* **DATASET EXCERPTS**

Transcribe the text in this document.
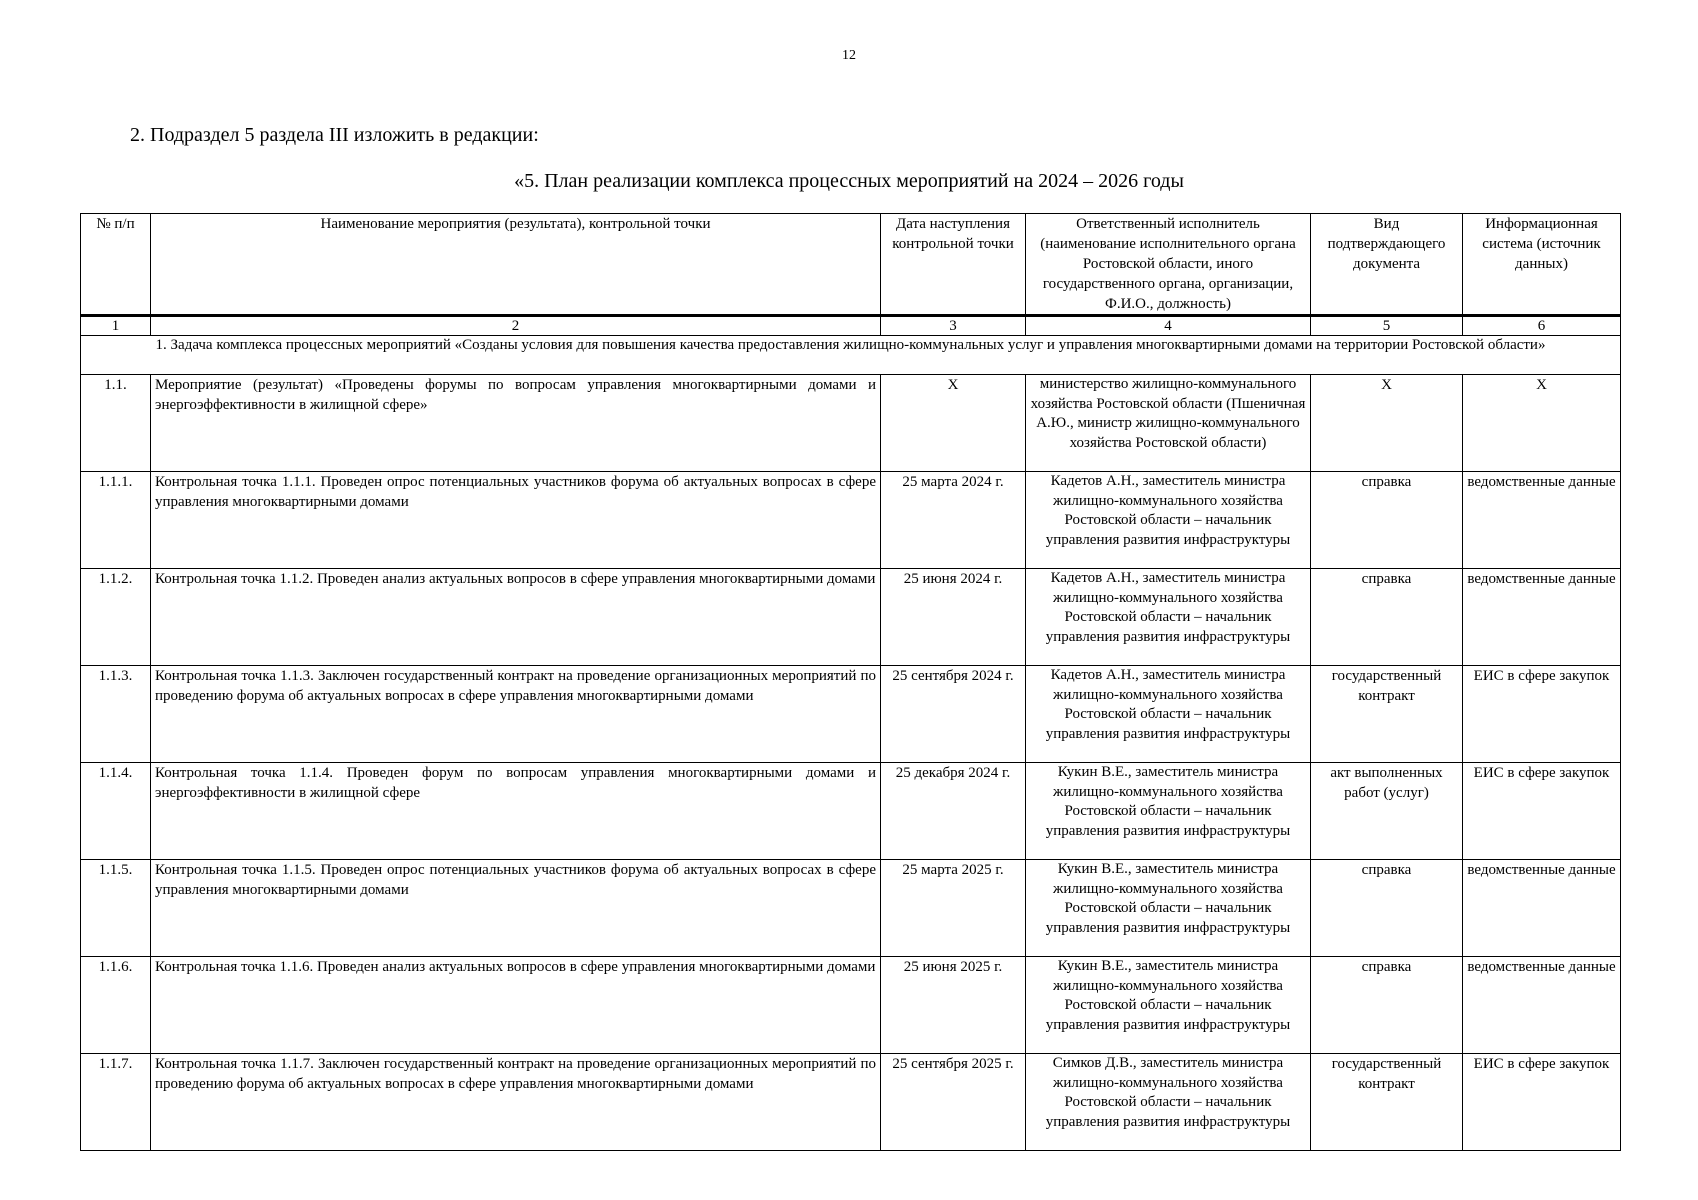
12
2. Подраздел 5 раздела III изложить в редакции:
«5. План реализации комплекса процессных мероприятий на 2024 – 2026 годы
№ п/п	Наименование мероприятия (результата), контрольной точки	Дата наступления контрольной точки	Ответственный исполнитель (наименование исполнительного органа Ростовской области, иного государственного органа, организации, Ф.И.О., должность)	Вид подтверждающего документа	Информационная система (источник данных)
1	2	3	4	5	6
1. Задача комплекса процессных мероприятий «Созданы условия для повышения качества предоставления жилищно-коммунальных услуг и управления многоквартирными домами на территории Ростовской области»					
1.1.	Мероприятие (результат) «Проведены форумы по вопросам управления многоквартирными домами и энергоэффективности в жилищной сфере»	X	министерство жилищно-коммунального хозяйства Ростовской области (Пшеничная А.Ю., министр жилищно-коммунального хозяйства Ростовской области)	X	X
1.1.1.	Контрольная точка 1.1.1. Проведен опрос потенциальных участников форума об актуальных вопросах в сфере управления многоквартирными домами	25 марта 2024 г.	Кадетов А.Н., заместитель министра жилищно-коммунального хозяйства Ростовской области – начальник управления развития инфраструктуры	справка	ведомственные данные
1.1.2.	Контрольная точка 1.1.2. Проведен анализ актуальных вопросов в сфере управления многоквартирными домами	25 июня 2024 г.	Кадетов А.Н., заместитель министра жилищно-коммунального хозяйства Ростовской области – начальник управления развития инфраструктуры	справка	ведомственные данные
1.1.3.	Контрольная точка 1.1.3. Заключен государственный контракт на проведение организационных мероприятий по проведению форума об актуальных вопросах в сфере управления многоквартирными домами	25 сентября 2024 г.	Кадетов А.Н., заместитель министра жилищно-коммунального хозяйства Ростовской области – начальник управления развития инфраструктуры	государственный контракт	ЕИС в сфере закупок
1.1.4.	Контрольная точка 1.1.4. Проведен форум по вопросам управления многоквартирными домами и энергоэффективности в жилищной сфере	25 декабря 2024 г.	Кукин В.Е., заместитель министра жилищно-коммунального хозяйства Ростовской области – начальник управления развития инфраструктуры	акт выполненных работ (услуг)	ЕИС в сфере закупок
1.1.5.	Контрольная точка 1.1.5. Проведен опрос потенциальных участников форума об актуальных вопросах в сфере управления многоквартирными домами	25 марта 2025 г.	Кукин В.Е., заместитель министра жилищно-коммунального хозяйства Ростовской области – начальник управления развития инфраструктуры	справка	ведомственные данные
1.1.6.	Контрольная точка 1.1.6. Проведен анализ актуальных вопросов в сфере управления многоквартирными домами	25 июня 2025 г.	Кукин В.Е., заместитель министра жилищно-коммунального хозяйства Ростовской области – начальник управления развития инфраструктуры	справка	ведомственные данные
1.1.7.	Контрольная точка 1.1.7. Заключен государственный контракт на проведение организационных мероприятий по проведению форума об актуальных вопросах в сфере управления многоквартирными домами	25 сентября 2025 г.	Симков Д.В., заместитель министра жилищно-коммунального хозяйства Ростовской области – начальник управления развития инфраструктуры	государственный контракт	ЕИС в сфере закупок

* **WHAT THE TASK ASKS**
Lines that hold the word "вопросов" are the ones to return, every one of them.

* **FULL ANSWER**
1.1.2.	Контрольная точка 1.1.2. Проведен анализ актуальных вопросов в сфере управления многоквартирными домами	25 июня 2024 г.	Кадетов А.Н., заместитель министра жилищно-коммунального хозяйства Ростовской области – начальник управления развития инфраструктуры	справка	ведомственные данные
1.1.6.	Контрольная точка 1.1.6. Проведен анализ актуальных вопросов в сфере управления многоквартирными домами	25 июня 2025 г.	Кукин В.Е., заместитель министра жилищно-коммунального хозяйства Ростовской области – начальник управления развития инфраструктуры	справка	ведомственные данные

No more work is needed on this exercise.